### DIRECTION
Look through the material below. Copy each line that contains the string "this".
-- Start --
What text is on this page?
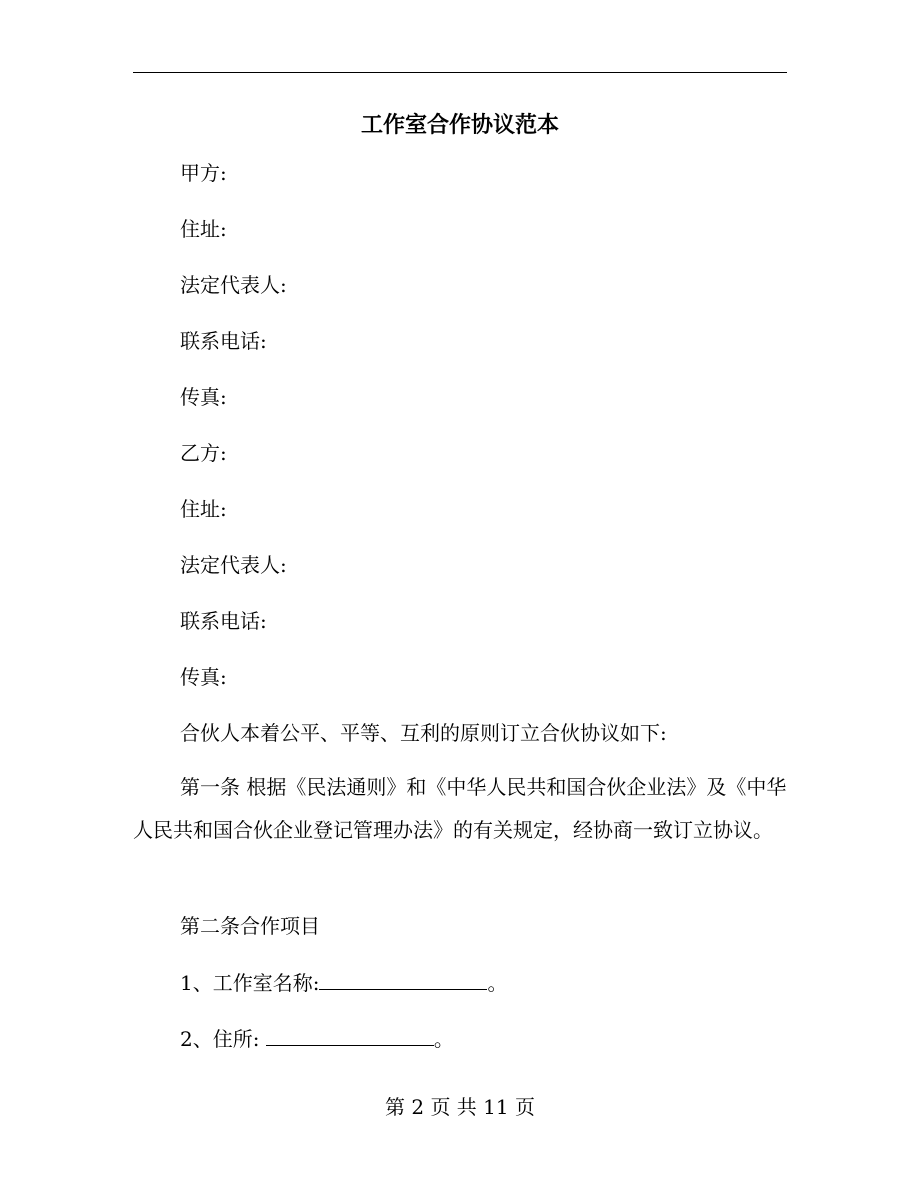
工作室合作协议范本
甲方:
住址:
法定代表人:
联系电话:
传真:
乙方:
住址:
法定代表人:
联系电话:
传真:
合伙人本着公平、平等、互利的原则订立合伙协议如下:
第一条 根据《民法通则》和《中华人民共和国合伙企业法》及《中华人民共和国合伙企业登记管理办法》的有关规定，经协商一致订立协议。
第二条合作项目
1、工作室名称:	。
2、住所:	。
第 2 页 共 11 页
-- End --
-- Start --
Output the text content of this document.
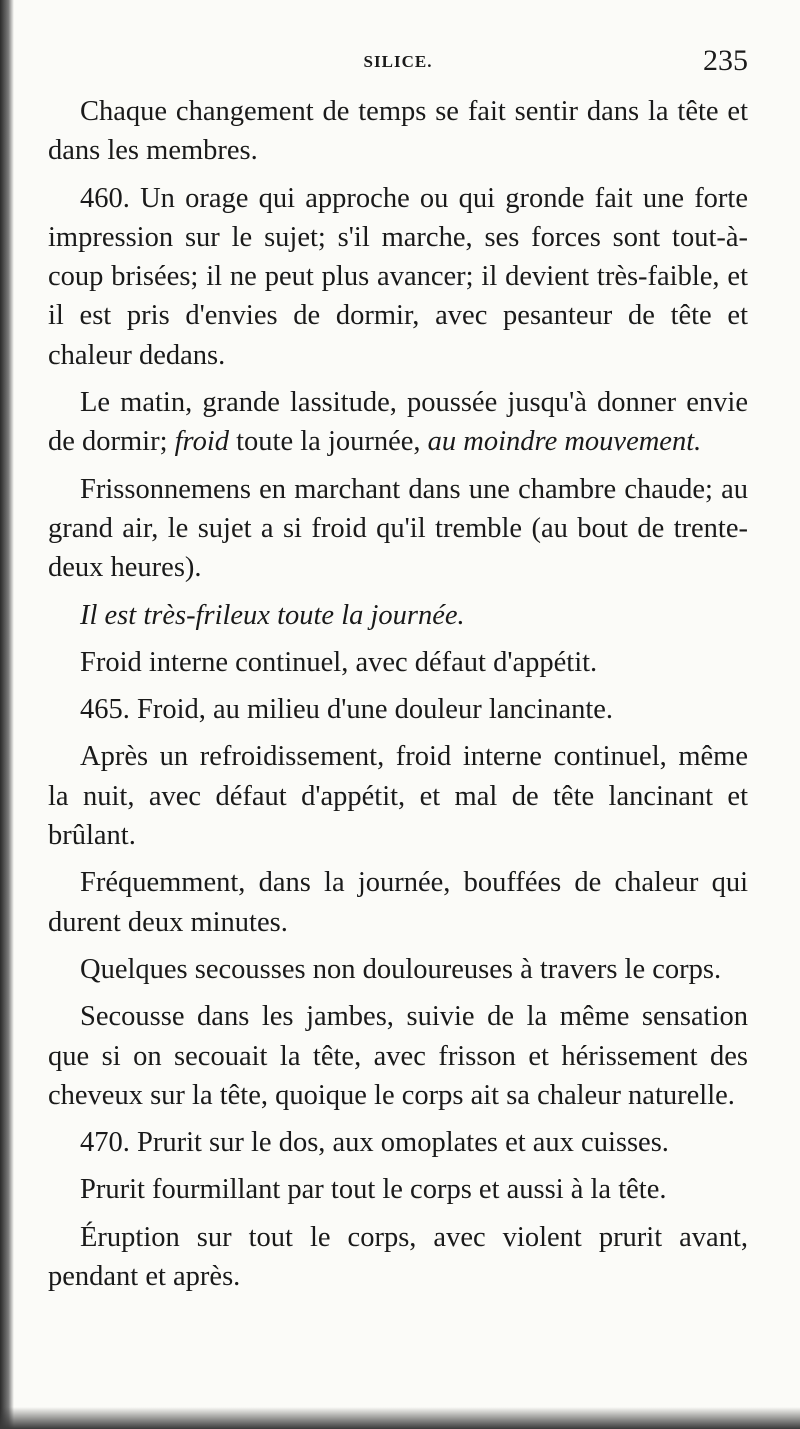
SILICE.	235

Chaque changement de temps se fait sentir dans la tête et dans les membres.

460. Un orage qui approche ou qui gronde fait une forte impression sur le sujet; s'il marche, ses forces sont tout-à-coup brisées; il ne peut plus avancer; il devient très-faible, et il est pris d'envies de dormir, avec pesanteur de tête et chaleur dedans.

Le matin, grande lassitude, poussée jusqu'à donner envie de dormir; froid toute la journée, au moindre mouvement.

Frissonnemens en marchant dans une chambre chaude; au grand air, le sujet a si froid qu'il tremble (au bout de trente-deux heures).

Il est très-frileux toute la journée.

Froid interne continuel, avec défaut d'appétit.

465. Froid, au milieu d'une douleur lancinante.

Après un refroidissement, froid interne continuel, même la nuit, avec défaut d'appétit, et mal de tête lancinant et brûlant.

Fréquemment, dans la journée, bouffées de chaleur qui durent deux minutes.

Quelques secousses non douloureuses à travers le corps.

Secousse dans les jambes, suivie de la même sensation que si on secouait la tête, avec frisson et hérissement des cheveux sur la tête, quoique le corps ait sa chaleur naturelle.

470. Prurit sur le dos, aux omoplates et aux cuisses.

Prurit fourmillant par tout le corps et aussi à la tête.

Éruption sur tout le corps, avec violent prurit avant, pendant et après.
-- End --
### COMPLETED TASK
What text is on this page?
Output the text content of this document.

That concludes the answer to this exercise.